W.L. Mack Engineering Pty Ltd v Australasian Pipe & Tube Pty Ltd
[1991] FCA 340
•21 JUNE 1991
Re: W.L. MACK ENGINEERING PTY LTD
And: AUSTRALASIAN PIPE and TUBE PTY LTD
No. G141 of 1991
FED No. 340
Contract - Tort - Practice and Procedure
COURT
IN THE FEDERAL COURT OF AUSTRALIA
NEW SOUTH WALES DISTRICT REGISTRY
GENERAL DIVISION
Lockhart J.(1)
CATCHWORDS
Contract - Terms - Breach - Damages - Contract to make roll forming machines to manufacture stainless steel piping.
Tort - Detinue - Wrongful taking of parts of roll forming machines.
Practice and Procedure - Non-appearance of respondent - Withdrawal of instructions from counsel and solicitor - Course of action.
Trade Practices Act 1974: s. 52, 82, 87
Federal Court of Australia Act 1976: s. 51A
Federal Court Rules: Order 45 Rule 6
HEARING
SYDNEY
#DATE 21:6:1991
Counsel for the Applicant: J. Svehla
Solicitors for the Applicant: Walls and Rodriguez
Counsel ceasing to act
for the Respondent: F. Curtis
Solicitors ceasing to act
for the Respondent: Stuart and Mills
ORDER
On the applicant giving the usual undertakings as to damages, the respondent by itself, its servants and agents be restrained until further order from selling, disposing of, encumbering or dealing with or parting with possession of the Hassall Street goods or the Blackstone Road goods.
The applicant serve the respondent with a sealed copy of the Court's reasons for judgment delivered today together with a letter from the solicitors for the applicant stating that the matter has been adjourned to 12 July 1991 at 9.30 a.m. and if the respondent does not then appear it is liable to suffer final judgment against it on all issues arising in the case.
Service be effected as aforesaid upon the respondent at its registered office and at 13 Barrinia Street, Slacks Creek, Queensland, 4127 and 3 Binnacle Court, Raby Bay, in each case by pre-paid ordinary mail and by delivering the same personally to the registered office of the respondent, the said personal service to be effected and the documents to be posted by 26 June 1991.
The matter be relisted before the Court on 12 July 1991 at 9.30 a.m. to hear any further evidence or submissions.
If the respondent proposes to take any further step in this proceeding it should notify the solicitors for the applicant in writing of that fact and of the steps which it proposes to take not later than 9 July 1991.
Note: Settlement and entry of orders is dealt with in Order 36 of the Federal Court Rules.
JUDGE1
This case concerns the making by the applicant to the respondent's specifications of two machines known as roll forming machines which are used to manufacture stainless steel piping.
The applicant claims that it did everything that it was contractually bound to do under its contract or contracts with the respondent; that delays occurred in the fabrication of the two machines due to alterations or errors to the specifications provided by the respondent to the applicant; and that, although certain payments were made by the respondent to the applicant, the respondent still owes the applicant more than $330,000 for the machines. The applicant asserts that on 27 March 1991 the respondent took possession from the applicant of certain of the parts of the machines on the express undertaking of the respondent that it would pay for them the following day, but the respondent never intended to honour the promise and did not have the funds to do so, and that payment was not made on the following day or subsequently. The applicant also claims that on the night of 27 March 1991 the respondent unlawfully took from the premises in which they were housed by the applicant certain parts for the second machine without the knowledge or authority of the applicant and still retains possession of them. The applicant seeks the return to it by the respondent of all the goods which it says were taken from it on 27 March on the basis that the respondent has no title to or right to possession of the goods, the cause of action being based in detinue. The applicant seeks judgment for the return of the goods or recovery of their value as assessed; or, alternatively, if its case in detinue is not established, it seeks damages for breach of contract. The applicant also asserts that there have been contraventions of s. 52 of the Trade Practices Act 1954 and seeks damages under s. 82 and ancillary relief primarily designed to ensure the return of the goods pursuant to s. 87.

**Stored rows**:
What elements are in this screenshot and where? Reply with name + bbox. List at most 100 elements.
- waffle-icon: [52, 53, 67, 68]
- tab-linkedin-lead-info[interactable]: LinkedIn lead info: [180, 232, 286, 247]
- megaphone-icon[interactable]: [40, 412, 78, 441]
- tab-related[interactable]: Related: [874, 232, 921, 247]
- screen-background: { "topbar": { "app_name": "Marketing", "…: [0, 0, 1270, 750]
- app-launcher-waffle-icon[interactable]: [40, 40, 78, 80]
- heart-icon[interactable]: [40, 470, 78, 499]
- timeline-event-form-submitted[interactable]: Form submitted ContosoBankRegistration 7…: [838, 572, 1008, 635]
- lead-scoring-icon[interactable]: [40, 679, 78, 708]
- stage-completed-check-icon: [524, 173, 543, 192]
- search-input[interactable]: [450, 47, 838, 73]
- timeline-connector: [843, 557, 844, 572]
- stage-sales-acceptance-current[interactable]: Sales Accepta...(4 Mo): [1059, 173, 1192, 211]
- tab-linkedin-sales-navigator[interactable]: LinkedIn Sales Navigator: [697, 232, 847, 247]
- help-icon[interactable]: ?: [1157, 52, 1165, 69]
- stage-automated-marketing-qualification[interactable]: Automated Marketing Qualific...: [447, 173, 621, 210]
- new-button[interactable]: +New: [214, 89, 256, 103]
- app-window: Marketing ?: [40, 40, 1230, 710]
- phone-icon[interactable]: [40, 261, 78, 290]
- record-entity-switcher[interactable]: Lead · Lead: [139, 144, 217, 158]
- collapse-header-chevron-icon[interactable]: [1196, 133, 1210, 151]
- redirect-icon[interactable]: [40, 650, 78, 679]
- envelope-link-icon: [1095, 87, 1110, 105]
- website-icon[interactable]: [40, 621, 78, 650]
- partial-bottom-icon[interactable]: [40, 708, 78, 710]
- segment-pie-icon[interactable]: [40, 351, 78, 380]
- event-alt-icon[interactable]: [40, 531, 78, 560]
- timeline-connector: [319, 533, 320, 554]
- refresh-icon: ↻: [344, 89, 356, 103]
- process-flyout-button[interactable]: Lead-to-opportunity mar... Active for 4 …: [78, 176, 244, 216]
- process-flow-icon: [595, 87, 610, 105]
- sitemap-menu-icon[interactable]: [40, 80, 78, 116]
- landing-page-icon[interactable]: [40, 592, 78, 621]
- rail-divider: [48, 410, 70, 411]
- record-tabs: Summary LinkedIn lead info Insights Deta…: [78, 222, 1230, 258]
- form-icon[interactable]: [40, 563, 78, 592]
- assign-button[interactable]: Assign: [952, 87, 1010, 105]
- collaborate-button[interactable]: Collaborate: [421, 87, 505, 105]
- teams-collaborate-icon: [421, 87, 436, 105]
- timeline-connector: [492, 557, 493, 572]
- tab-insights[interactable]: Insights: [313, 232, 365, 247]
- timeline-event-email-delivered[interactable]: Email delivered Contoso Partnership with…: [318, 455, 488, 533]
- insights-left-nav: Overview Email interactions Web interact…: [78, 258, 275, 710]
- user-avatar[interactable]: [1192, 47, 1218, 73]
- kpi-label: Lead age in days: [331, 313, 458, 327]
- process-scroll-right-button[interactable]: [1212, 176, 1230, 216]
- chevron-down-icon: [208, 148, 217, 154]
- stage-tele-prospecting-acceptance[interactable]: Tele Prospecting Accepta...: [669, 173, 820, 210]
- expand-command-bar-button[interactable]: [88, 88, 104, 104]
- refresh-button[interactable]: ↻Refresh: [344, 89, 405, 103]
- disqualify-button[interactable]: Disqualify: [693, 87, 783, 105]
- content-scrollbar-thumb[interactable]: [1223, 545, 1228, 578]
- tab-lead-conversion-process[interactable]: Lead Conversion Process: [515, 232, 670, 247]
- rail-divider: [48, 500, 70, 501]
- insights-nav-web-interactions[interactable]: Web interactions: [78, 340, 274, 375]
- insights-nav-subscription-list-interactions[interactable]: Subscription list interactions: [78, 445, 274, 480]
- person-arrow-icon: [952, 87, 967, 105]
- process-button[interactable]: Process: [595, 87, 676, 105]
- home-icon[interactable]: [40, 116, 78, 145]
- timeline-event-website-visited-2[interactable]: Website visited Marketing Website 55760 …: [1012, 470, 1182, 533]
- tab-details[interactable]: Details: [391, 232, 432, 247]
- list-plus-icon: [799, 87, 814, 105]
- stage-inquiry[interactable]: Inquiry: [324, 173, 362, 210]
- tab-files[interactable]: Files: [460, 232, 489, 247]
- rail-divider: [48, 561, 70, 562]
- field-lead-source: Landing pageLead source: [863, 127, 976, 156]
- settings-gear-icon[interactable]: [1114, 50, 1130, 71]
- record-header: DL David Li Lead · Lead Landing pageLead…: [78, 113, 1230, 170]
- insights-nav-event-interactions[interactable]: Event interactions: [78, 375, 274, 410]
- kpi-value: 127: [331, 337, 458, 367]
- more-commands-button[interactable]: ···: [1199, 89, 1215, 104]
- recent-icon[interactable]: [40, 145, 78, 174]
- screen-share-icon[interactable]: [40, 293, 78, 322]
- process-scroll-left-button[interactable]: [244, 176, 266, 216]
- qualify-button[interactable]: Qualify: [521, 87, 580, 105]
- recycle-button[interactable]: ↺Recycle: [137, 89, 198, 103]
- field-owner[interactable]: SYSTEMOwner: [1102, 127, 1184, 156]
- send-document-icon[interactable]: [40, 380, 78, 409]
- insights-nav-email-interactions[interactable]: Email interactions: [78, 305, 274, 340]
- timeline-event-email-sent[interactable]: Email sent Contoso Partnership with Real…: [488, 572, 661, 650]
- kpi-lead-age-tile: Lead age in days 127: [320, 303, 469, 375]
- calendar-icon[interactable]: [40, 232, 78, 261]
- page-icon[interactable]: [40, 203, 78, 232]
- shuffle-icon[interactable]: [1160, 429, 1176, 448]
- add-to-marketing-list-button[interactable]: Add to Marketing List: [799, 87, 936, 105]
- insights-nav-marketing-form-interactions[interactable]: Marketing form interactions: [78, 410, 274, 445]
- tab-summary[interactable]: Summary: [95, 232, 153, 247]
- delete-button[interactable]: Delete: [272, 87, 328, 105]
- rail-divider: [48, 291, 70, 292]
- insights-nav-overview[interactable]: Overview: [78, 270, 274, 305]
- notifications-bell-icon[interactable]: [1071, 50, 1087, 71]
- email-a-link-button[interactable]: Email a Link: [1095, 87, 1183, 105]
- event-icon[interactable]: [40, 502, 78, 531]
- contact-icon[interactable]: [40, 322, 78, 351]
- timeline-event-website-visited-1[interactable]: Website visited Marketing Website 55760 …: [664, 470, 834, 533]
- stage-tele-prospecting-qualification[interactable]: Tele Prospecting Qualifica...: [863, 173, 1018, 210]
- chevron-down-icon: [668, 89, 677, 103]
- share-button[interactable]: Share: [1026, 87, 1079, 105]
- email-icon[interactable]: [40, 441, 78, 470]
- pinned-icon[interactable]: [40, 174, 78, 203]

**What you will do**:
In the court judgment, how much does the applicant say the respondent still owes it for the machines?

**Expected answer**:
More than $330,000.